== Dataset content
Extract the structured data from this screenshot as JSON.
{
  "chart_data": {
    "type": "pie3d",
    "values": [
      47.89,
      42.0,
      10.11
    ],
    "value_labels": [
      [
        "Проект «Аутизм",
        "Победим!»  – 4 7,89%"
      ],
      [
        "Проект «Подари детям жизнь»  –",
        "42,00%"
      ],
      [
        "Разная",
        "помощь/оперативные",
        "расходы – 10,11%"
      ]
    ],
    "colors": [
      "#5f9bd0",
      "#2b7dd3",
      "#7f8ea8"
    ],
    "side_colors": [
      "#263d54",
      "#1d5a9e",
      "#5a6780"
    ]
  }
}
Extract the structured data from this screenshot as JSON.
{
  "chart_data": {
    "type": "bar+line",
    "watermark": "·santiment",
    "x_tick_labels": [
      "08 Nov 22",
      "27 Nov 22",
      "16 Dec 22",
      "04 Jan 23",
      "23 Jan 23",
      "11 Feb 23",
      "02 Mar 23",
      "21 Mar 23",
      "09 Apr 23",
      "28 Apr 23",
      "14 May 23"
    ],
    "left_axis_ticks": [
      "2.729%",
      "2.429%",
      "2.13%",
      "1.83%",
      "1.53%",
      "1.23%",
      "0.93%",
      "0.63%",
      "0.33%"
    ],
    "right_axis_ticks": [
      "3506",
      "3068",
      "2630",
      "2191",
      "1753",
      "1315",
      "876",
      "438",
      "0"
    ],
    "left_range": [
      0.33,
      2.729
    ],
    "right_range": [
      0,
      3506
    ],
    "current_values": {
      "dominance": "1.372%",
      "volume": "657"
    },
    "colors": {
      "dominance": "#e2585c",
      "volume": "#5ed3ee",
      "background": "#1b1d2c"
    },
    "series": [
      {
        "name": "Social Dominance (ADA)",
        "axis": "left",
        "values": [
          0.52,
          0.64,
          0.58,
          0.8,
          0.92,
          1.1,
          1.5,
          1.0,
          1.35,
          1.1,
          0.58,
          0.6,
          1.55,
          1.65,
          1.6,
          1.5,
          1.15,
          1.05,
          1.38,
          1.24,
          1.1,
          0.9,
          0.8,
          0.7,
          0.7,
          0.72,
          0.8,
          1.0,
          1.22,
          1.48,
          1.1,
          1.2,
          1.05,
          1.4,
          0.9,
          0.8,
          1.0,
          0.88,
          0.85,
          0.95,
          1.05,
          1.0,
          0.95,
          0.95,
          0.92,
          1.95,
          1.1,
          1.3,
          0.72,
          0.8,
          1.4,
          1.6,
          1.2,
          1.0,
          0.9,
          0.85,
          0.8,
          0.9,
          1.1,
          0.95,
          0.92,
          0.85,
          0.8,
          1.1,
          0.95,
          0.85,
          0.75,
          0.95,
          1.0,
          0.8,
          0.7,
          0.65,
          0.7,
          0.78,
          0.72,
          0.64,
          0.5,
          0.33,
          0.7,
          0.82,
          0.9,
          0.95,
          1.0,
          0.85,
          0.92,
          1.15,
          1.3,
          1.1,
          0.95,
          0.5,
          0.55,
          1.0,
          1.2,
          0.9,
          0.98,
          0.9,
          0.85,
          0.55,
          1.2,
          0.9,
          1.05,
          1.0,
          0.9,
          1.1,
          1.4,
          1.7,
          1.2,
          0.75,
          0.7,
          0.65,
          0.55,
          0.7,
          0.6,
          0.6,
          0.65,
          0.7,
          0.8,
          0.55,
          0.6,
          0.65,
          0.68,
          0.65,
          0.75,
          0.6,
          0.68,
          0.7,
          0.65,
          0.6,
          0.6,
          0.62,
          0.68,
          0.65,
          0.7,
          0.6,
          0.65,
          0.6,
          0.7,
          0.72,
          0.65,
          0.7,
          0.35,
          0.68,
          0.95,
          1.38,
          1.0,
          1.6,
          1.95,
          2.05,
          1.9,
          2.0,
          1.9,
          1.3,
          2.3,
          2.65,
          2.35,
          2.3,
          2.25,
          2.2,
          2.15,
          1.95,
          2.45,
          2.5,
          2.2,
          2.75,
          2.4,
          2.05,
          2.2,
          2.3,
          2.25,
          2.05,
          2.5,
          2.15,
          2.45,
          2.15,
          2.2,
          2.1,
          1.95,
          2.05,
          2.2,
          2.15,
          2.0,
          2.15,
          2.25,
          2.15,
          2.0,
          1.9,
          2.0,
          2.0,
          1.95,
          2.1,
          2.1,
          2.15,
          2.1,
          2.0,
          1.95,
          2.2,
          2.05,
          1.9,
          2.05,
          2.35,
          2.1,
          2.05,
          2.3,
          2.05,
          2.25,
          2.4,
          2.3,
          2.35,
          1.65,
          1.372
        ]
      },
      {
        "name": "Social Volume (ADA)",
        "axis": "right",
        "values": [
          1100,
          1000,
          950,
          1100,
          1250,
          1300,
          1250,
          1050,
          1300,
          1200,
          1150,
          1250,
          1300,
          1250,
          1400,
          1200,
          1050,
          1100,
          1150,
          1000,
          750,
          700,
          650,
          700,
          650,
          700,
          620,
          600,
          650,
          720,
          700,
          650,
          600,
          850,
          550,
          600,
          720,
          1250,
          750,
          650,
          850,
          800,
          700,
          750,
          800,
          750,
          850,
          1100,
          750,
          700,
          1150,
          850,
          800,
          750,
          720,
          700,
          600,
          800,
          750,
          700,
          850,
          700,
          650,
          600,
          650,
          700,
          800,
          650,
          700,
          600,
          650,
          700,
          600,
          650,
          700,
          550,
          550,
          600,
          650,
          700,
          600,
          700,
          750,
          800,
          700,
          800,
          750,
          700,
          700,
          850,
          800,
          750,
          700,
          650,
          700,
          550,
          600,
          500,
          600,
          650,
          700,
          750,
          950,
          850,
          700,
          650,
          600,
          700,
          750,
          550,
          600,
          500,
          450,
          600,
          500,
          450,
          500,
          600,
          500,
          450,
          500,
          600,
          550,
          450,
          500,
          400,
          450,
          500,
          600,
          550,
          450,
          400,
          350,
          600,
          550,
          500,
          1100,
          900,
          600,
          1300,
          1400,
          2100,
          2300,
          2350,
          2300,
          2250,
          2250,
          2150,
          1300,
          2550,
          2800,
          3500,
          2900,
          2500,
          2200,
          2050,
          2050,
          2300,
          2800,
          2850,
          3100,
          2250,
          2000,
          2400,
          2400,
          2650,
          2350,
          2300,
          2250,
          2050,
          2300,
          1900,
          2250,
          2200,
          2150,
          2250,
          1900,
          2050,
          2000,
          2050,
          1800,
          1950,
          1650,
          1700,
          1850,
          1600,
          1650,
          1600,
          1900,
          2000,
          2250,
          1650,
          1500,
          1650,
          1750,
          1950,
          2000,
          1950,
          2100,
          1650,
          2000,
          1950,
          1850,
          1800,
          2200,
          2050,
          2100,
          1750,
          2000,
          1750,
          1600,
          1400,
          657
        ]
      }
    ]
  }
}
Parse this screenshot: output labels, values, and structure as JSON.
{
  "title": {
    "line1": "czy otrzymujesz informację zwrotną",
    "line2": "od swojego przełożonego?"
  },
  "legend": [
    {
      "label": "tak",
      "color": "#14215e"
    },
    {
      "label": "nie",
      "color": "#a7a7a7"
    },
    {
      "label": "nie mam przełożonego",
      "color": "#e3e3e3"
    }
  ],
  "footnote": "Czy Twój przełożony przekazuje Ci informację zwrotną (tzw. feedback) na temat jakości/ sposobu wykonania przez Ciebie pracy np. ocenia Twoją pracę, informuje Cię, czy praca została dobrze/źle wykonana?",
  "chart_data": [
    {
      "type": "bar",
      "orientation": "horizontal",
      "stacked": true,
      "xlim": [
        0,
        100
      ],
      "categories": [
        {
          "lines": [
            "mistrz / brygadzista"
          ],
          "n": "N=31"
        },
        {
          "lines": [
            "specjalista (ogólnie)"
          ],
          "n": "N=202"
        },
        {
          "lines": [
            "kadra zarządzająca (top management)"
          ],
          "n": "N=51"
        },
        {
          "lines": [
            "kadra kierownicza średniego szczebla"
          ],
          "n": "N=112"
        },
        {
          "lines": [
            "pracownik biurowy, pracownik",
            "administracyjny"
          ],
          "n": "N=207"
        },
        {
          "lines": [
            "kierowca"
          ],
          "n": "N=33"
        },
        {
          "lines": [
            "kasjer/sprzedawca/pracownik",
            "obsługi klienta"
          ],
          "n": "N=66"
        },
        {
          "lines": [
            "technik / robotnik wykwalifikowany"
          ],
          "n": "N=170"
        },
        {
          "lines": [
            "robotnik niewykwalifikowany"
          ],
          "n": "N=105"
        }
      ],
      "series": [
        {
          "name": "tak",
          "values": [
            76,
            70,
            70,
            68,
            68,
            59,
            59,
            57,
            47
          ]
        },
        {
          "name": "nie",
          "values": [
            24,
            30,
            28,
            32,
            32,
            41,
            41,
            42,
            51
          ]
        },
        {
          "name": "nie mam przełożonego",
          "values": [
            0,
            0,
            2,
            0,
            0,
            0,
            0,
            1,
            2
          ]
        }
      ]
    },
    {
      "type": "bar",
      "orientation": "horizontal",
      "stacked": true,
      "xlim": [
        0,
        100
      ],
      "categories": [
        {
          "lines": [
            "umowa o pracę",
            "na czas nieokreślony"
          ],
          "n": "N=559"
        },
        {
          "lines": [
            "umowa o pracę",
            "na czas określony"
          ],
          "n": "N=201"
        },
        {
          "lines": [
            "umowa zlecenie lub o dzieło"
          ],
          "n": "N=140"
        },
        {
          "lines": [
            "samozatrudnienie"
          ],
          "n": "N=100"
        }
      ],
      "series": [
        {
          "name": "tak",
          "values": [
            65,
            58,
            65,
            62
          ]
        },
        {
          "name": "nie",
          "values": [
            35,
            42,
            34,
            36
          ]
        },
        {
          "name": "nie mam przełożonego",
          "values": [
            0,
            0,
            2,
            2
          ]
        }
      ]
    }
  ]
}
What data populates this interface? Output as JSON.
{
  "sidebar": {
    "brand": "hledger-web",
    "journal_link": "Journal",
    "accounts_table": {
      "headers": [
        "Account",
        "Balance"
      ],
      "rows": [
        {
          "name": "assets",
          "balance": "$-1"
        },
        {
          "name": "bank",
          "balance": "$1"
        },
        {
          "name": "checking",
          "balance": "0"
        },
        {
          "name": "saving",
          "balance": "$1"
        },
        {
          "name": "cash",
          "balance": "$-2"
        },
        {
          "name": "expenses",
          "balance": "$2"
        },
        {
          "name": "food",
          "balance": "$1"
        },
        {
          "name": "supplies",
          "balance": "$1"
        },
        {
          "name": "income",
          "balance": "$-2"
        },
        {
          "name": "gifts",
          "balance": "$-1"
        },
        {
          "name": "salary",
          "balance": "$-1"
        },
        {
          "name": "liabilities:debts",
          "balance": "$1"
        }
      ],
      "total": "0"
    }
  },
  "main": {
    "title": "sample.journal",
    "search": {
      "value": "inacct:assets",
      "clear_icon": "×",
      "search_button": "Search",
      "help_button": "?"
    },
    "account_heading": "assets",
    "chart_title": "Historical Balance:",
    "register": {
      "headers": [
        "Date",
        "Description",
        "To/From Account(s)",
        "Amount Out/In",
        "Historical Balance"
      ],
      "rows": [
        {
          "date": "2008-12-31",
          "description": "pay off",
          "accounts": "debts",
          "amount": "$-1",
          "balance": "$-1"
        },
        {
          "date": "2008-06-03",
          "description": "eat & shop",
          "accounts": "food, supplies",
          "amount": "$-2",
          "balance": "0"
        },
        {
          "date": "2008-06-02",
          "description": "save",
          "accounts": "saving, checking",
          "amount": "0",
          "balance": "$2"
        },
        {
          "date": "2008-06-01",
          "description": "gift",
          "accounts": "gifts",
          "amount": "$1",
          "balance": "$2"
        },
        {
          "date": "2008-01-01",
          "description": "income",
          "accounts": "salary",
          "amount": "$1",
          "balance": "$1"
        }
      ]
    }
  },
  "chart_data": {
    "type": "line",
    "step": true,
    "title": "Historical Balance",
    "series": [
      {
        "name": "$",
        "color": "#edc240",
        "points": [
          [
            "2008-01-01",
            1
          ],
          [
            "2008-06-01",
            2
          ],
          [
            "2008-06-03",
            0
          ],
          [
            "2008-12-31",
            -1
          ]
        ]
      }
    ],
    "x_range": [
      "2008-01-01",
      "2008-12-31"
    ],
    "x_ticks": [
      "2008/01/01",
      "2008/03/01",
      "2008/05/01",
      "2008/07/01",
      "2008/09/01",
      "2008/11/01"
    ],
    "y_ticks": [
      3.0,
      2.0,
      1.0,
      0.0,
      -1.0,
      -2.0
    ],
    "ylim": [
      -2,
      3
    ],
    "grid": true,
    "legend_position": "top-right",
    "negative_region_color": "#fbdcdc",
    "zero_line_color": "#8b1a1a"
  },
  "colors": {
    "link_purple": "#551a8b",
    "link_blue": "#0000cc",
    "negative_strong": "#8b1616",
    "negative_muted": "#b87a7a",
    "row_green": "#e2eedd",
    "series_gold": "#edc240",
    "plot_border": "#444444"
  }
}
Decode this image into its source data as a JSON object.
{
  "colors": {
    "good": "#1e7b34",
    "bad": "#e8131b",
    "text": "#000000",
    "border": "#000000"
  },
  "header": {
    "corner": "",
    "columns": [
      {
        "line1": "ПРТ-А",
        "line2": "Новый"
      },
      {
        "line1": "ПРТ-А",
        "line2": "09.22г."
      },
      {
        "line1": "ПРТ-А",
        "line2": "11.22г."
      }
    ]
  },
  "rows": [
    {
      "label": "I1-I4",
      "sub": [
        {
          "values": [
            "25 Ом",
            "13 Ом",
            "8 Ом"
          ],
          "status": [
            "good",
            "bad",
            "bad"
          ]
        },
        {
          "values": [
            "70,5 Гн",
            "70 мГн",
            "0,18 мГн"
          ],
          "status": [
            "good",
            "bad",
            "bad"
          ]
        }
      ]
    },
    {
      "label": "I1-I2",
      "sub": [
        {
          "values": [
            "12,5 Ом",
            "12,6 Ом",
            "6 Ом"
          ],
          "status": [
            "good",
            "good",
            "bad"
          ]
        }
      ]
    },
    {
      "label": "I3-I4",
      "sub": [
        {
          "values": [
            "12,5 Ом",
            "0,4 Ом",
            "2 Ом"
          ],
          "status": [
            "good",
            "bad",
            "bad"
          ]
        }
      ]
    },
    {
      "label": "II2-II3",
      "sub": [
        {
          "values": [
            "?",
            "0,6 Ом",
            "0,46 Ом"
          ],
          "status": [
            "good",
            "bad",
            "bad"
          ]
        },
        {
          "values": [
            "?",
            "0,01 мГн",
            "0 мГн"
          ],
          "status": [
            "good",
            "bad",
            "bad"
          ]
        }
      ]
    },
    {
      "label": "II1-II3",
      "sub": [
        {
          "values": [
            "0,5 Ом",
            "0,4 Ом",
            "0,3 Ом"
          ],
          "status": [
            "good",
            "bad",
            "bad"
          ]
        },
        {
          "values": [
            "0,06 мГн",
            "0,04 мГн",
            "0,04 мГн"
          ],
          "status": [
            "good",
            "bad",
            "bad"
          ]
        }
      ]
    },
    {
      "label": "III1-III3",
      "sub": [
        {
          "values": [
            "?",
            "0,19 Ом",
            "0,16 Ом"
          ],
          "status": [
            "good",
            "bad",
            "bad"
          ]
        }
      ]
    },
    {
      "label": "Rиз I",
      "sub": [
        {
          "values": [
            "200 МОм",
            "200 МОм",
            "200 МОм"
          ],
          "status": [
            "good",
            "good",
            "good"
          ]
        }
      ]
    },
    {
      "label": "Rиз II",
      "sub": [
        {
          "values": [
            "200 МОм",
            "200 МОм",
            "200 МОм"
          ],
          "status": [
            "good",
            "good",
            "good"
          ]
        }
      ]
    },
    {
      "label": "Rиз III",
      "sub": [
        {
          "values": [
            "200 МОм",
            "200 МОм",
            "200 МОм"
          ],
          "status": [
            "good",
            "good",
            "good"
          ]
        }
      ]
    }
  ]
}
====
▸ **What this task involves**
Scan the material above for the string "kadra" and return the lines that hold it.

▸ **Task solution**
            "kadra zarządzająca (top management)"
            "kadra kierownicza średniego szczebla"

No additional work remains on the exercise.